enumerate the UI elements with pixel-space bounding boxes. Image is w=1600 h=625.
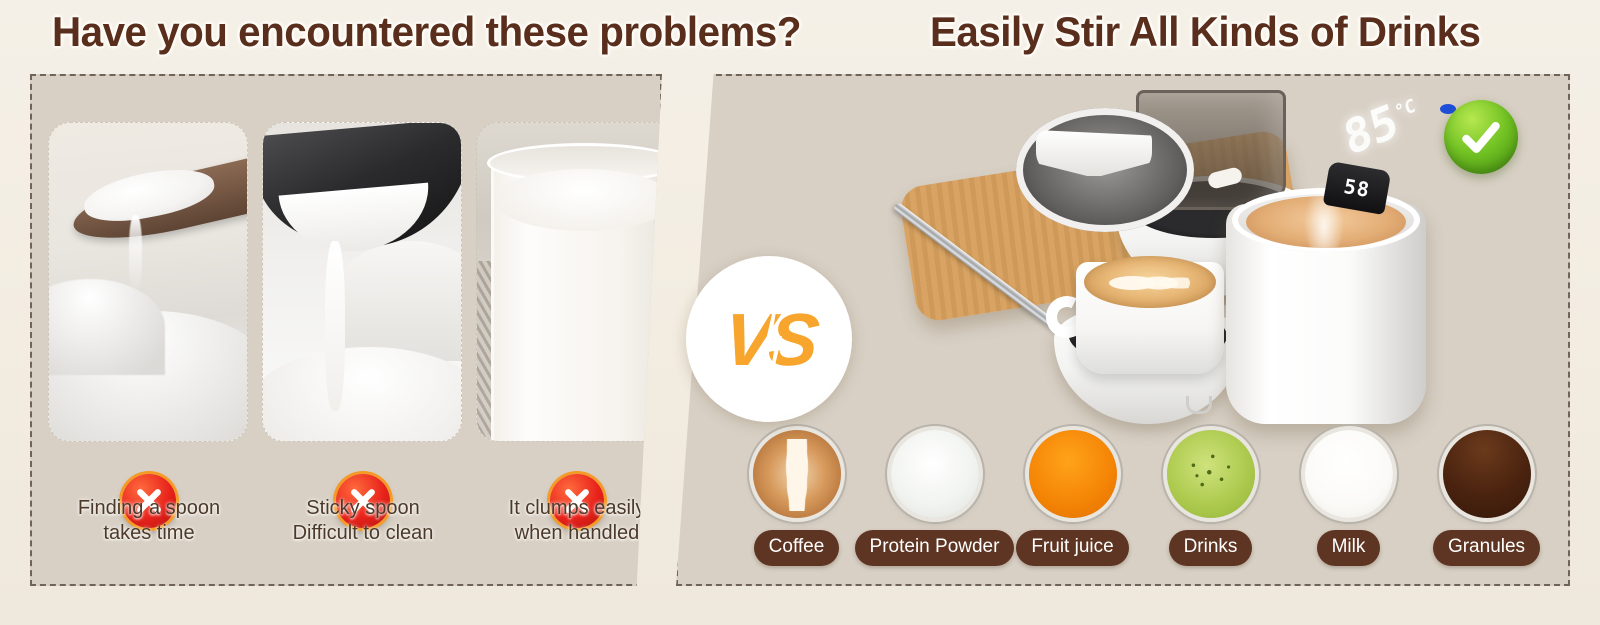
infographic-canvas: Have you encountered these problems? Eas… — [0, 0, 1600, 625]
right-headline: Easily Stir All Kinds of Drinks — [930, 8, 1481, 56]
problem-caption-1: Finding a spoon takes time — [39, 496, 259, 546]
drink-label: Protein Powder — [855, 530, 1015, 566]
coffee-latte-art-icon — [753, 430, 841, 518]
milk-surface — [495, 169, 662, 231]
orange-juice-icon — [1029, 430, 1117, 518]
matcha-drink-icon — [1167, 430, 1255, 518]
problem-caption-3: It clumps easily when handled — [467, 496, 662, 546]
drink-item-milk[interactable]: Milk — [1297, 430, 1400, 566]
falling-powder — [129, 215, 142, 293]
pouring-stream — [325, 241, 345, 411]
drink-item-coffee[interactable]: Coffee — [745, 430, 848, 566]
caption-line: It clumps easily — [467, 496, 662, 521]
drink-item-protein-powder[interactable]: Protein Powder — [883, 430, 986, 566]
caption-line: Sticky spoon — [253, 496, 473, 521]
problem-photo-scoop — [48, 122, 248, 442]
green-check-icon — [1444, 100, 1518, 174]
granules-icon — [1443, 430, 1531, 518]
problem-photo-ladle — [262, 122, 462, 442]
problem-caption-2: Sticky spoon Difficult to clean — [253, 496, 473, 546]
temperature-callout: 85°C — [1338, 74, 1459, 190]
caption-line: takes time — [39, 521, 259, 546]
drink-item-granules[interactable]: Granules — [1435, 430, 1538, 566]
protein-powder-icon — [891, 430, 979, 518]
base-clip — [1186, 396, 1212, 414]
latte-art — [1108, 266, 1190, 300]
caption-line: when handled — [467, 521, 662, 546]
drink-label: Coffee — [754, 530, 840, 566]
background-pot — [331, 241, 462, 361]
drink-item-fruit-juice[interactable]: Fruit juice — [1021, 430, 1124, 566]
caption-line: Finding a spoon — [39, 496, 259, 521]
drink-label: Granules — [1433, 530, 1540, 566]
drink-label: Fruit juice — [1016, 530, 1128, 566]
callout-unit: °C — [1392, 95, 1417, 124]
powder-mound-back — [48, 279, 165, 375]
problem-photo-row — [48, 122, 662, 442]
drink-types-row: Coffee Protein Powder Fruit juice Drinks… — [745, 430, 1538, 566]
drink-label: Milk — [1317, 530, 1381, 566]
lightning-bolt-icon — [760, 262, 790, 420]
milk-pool — [262, 347, 462, 442]
problems-panel: Finding a spoon takes time Sticky spoon … — [30, 74, 662, 586]
milk-icon — [1305, 430, 1393, 518]
drink-item-drinks[interactable]: Drinks — [1159, 430, 1262, 566]
caption-line: Difficult to clean — [253, 521, 473, 546]
problem-photo-milk-glass — [476, 122, 662, 442]
left-headline: Have you encountered these problems? — [52, 8, 801, 56]
vs-badge: VS — [686, 256, 852, 422]
drink-label: Drinks — [1169, 530, 1253, 566]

########################################

**What the task asks**
Could the material above be given again exactly, pictures excluded?

**Result for this exercise**
enumerate the UI elements with pixel-space bounding boxes. Image is w=1600 h=625.
infographic-canvas: Have you encountered these problems? Eas… — [0, 0, 1600, 625]
right-headline: Easily Stir All Kinds of Drinks — [930, 8, 1481, 56]
problem-caption-1: Finding a spoon takes time — [39, 496, 259, 546]
drink-label: Protein Powder — [855, 530, 1015, 566]
coffee-latte-art-icon — [753, 430, 841, 518]
milk-surface — [495, 169, 662, 231]
orange-juice-icon — [1029, 430, 1117, 518]
matcha-drink-icon — [1167, 430, 1255, 518]
problem-caption-3: It clumps easily when handled — [467, 496, 662, 546]
drink-item-milk[interactable]: Milk — [1297, 430, 1400, 566]
falling-powder — [129, 215, 142, 293]
pouring-stream — [325, 241, 345, 411]
drink-item-coffee[interactable]: Coffee — [745, 430, 848, 566]
caption-line: It clumps easily — [467, 496, 662, 521]
drink-item-protein-powder[interactable]: Protein Powder — [883, 430, 986, 566]
caption-line: Sticky spoon — [253, 496, 473, 521]
problem-photo-scoop — [48, 122, 248, 442]
green-check-icon — [1444, 100, 1518, 174]
granules-icon — [1443, 430, 1531, 518]
problem-photo-ladle — [262, 122, 462, 442]
problem-caption-2: Sticky spoon Difficult to clean — [253, 496, 473, 546]
temperature-callout: 85°C — [1338, 74, 1459, 190]
caption-line: takes time — [39, 521, 259, 546]
drink-item-granules[interactable]: Granules — [1435, 430, 1538, 566]
protein-powder-icon — [891, 430, 979, 518]
base-clip — [1186, 396, 1212, 414]
latte-art — [1108, 266, 1190, 300]
caption-line: when handled — [467, 521, 662, 546]
drink-label: Coffee — [754, 530, 840, 566]
background-pot — [331, 241, 462, 361]
drink-item-fruit-juice[interactable]: Fruit juice — [1021, 430, 1124, 566]
caption-line: Finding a spoon — [39, 496, 259, 521]
drink-label: Granules — [1433, 530, 1540, 566]
drink-label: Fruit juice — [1016, 530, 1128, 566]
callout-unit: °C — [1392, 95, 1417, 124]
powder-mound-back — [48, 279, 165, 375]
problem-photo-row — [48, 122, 662, 442]
drink-types-row: Coffee Protein Powder Fruit juice Drinks… — [745, 430, 1538, 566]
drink-label: Milk — [1317, 530, 1381, 566]
lightning-bolt-icon — [760, 262, 790, 420]
milk-pool — [262, 347, 462, 442]
problems-panel: Finding a spoon takes time Sticky spoon … — [30, 74, 662, 586]
milk-icon — [1305, 430, 1393, 518]
drink-item-drinks[interactable]: Drinks — [1159, 430, 1262, 566]
caption-line: Difficult to clean — [253, 521, 473, 546]
problem-photo-milk-glass — [476, 122, 662, 442]
left-headline: Have you encountered these problems? — [52, 8, 801, 56]
vs-badge: VS — [686, 256, 852, 422]
drink-label: Drinks — [1169, 530, 1253, 566]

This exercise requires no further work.